━━━━━ Records to use

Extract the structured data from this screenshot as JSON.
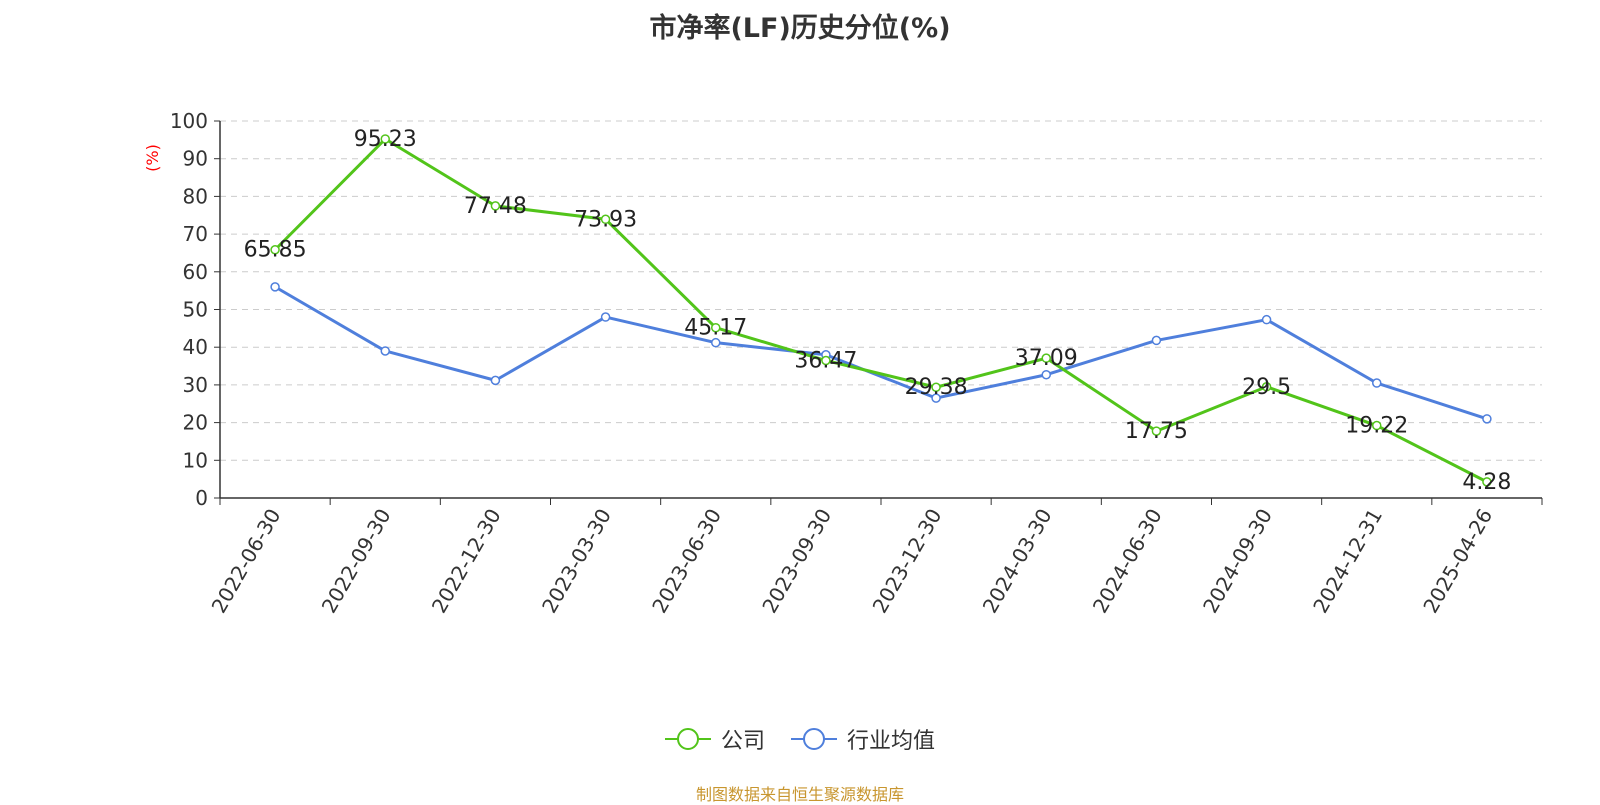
{
  "title": "市净率(LF)历史分位(%)",
  "source": "制图数据来自恒生聚源数据库",
  "colors": {
    "company": "#52c41a",
    "industry": "#4f7fdc",
    "unit": "#ff0000"
  },
  "chart_data": {
    "type": "line",
    "title": "市净率(LF)历史分位(%)",
    "ylabel": "(%)",
    "ylim": [
      0,
      100
    ],
    "yticks": [
      0,
      10,
      20,
      30,
      40,
      50,
      60,
      70,
      80,
      90,
      100
    ],
    "grid": true,
    "legend_position": "bottom-center",
    "categories": [
      "2022-06-30",
      "2022-09-30",
      "2022-12-30",
      "2023-03-30",
      "2023-06-30",
      "2023-09-30",
      "2023-12-30",
      "2024-03-30",
      "2024-06-30",
      "2024-09-30",
      "2024-12-31",
      "2025-04-26"
    ],
    "series": [
      {
        "name": "公司",
        "values": [
          65.85,
          95.23,
          77.48,
          73.93,
          45.17,
          36.47,
          29.38,
          37.09,
          17.75,
          29.5,
          19.22,
          4.28
        ],
        "labels": [
          "65.85",
          "95.23",
          "77.48",
          "73.93",
          "45.17",
          "36.47",
          "29.38",
          "37.09",
          "17.75",
          "29.5",
          "19.22",
          "4.28"
        ]
      },
      {
        "name": "行业均值",
        "values": [
          56,
          39,
          31.2,
          48,
          41.2,
          38,
          26.5,
          32.7,
          41.8,
          47.3,
          30.5,
          21
        ]
      }
    ]
  }
}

━━━━━━━━━━

Directions for this task — Quote in full the listing given above; the images are to be left out.

Response to the task —
Extract the structured data from this screenshot as JSON.
{
  "title": "市净率(LF)历史分位(%)",
  "source": "制图数据来自恒生聚源数据库",
  "colors": {
    "company": "#52c41a",
    "industry": "#4f7fdc",
    "unit": "#ff0000"
  },
  "chart_data": {
    "type": "line",
    "title": "市净率(LF)历史分位(%)",
    "ylabel": "(%)",
    "ylim": [
      0,
      100
    ],
    "yticks": [
      0,
      10,
      20,
      30,
      40,
      50,
      60,
      70,
      80,
      90,
      100
    ],
    "grid": true,
    "legend_position": "bottom-center",
    "categories": [
      "2022-06-30",
      "2022-09-30",
      "2022-12-30",
      "2023-03-30",
      "2023-06-30",
      "2023-09-30",
      "2023-12-30",
      "2024-03-30",
      "2024-06-30",
      "2024-09-30",
      "2024-12-31",
      "2025-04-26"
    ],
    "series": [
      {
        "name": "公司",
        "values": [
          65.85,
          95.23,
          77.48,
          73.93,
          45.17,
          36.47,
          29.38,
          37.09,
          17.75,
          29.5,
          19.22,
          4.28
        ],
        "labels": [
          "65.85",
          "95.23",
          "77.48",
          "73.93",
          "45.17",
          "36.47",
          "29.38",
          "37.09",
          "17.75",
          "29.5",
          "19.22",
          "4.28"
        ]
      },
      {
        "name": "行业均值",
        "values": [
          56,
          39,
          31.2,
          48,
          41.2,
          38,
          26.5,
          32.7,
          41.8,
          47.3,
          30.5,
          21
        ]
      }
    ]
  }
}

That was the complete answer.